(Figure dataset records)

<<<<

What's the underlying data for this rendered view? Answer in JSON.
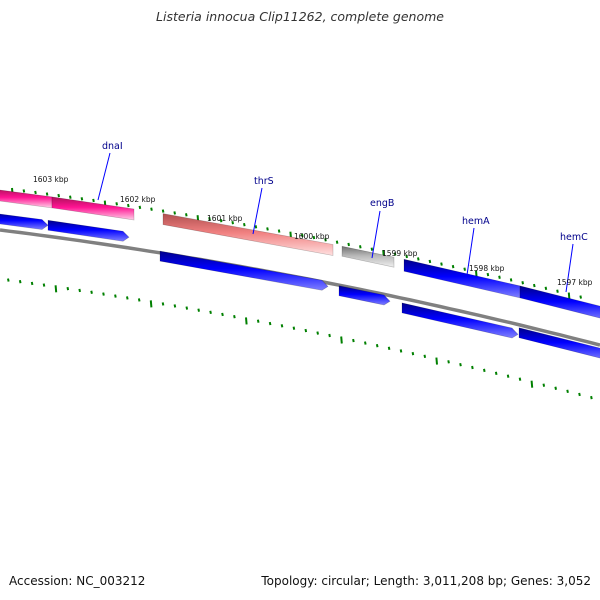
{
  "title": "Listeria innocua Clip11262, complete genome",
  "footer": {
    "accession": "Accession: NC_003212",
    "summary": "Topology: circular; Length: 3,011,208 bp; Genes: 3,052"
  },
  "colors": {
    "cds_blue": "#0000ff",
    "gene_magenta": "#ff1493",
    "gene_salmon": "#f08080",
    "gene_gray": "#b0b0b0",
    "backbone": "#808080",
    "tick_green": "#008000",
    "label_navy": "#00008b"
  },
  "scale_labels": [
    "1603 kbp",
    "1602 kbp",
    "1601 kbp",
    "1600 kbp",
    "1599 kbp",
    "1598 kbp",
    "1597 kbp"
  ],
  "genes": [
    {
      "name": "dnaI"
    },
    {
      "name": "thrS"
    },
    {
      "name": "engB"
    },
    {
      "name": "hemA"
    },
    {
      "name": "hemC"
    }
  ]
}
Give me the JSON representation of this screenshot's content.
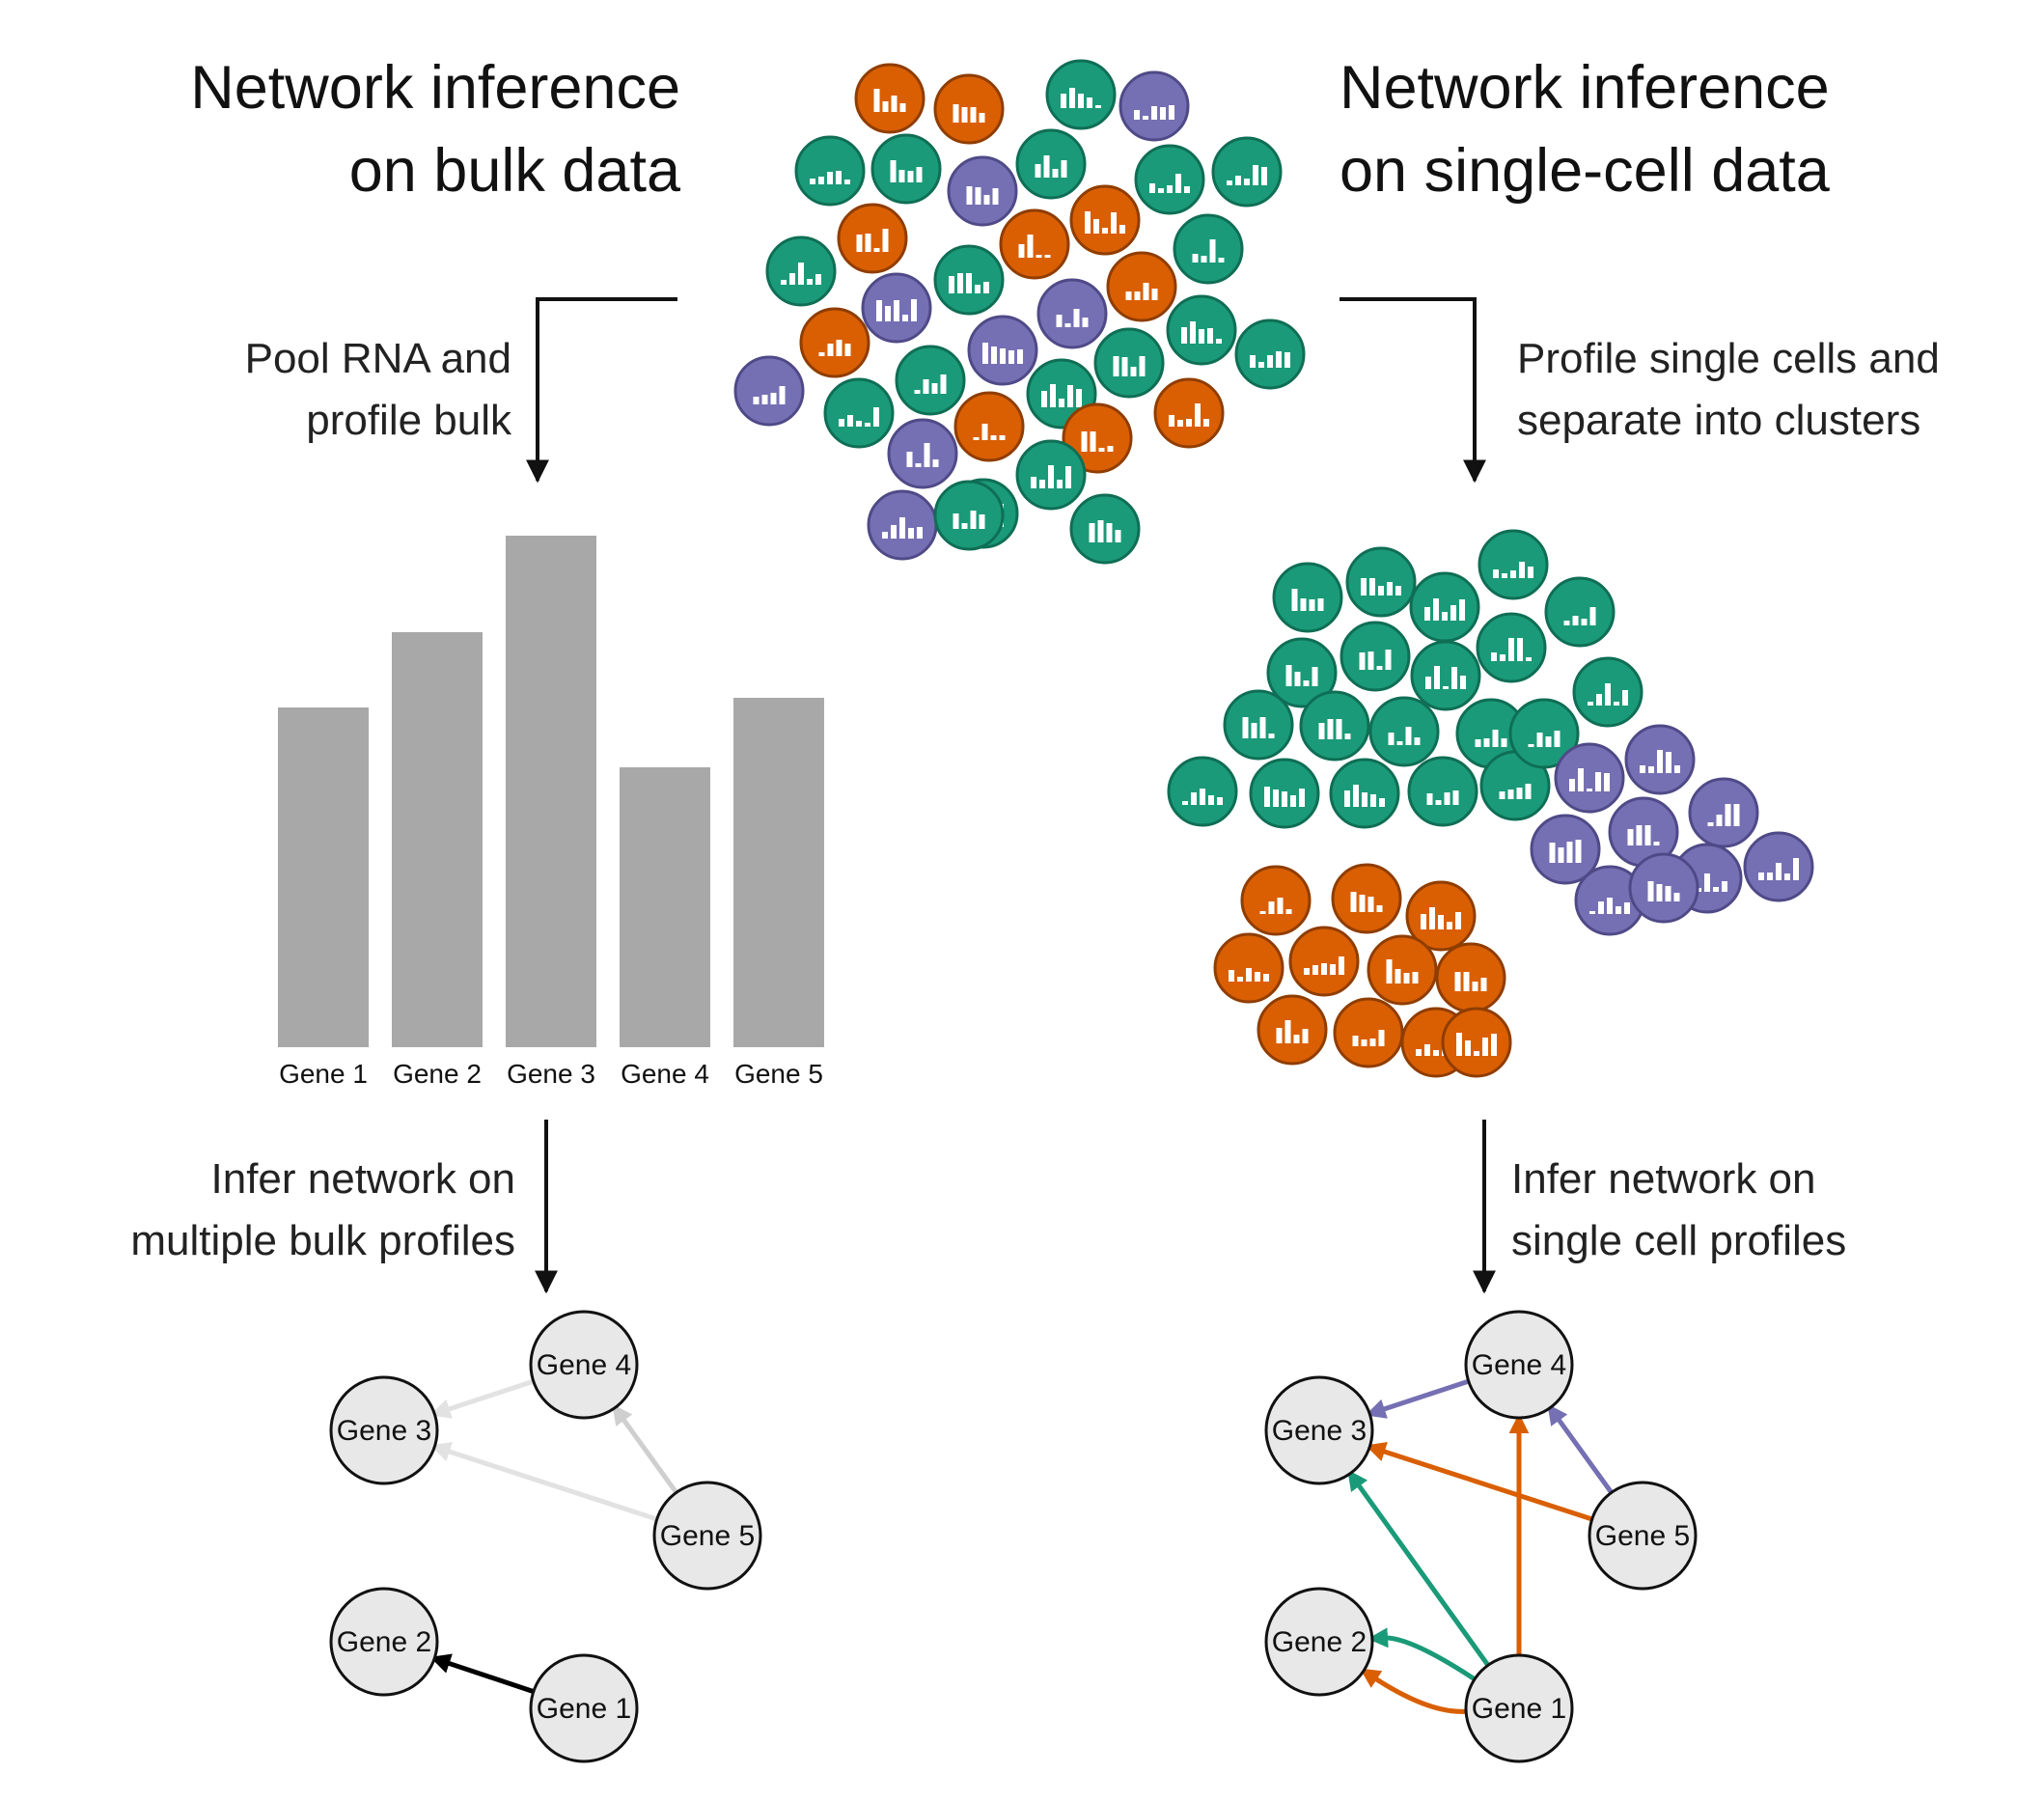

>>>>

Restate every line above exactly, omitting images.

## Expected answer
What's the underlying data for this rendered view? Answer in JSON.
{
  "title": "Listeria innocua Clip11262, complete genome",
  "footer": {
    "accession": "Accession: NC_003212",
    "summary": "Topology: circular; Length: 3,011,208 bp; Genes: 3,052"
  },
  "colors": {
    "cds_blue": "#0000ff",
    "gene_magenta": "#ff1493",
    "gene_salmon": "#f08080",
    "gene_gray": "#b0b0b0",
    "backbone": "#808080",
    "tick_green": "#008000",
    "label_navy": "#00008b"
  },
  "scale_labels": [
    "1603 kbp",
    "1602 kbp",
    "1601 kbp",
    "1600 kbp",
    "1599 kbp",
    "1598 kbp",
    "1597 kbp"
  ],
  "genes": [
    {
      "name": "dnaI"
    },
    {
      "name": "thrS"
    },
    {
      "name": "engB"
    },
    {
      "name": "hemA"
    },
    {
      "name": "hemC"
    }
  ]
}
Give me the JSON representation of this screenshot's content.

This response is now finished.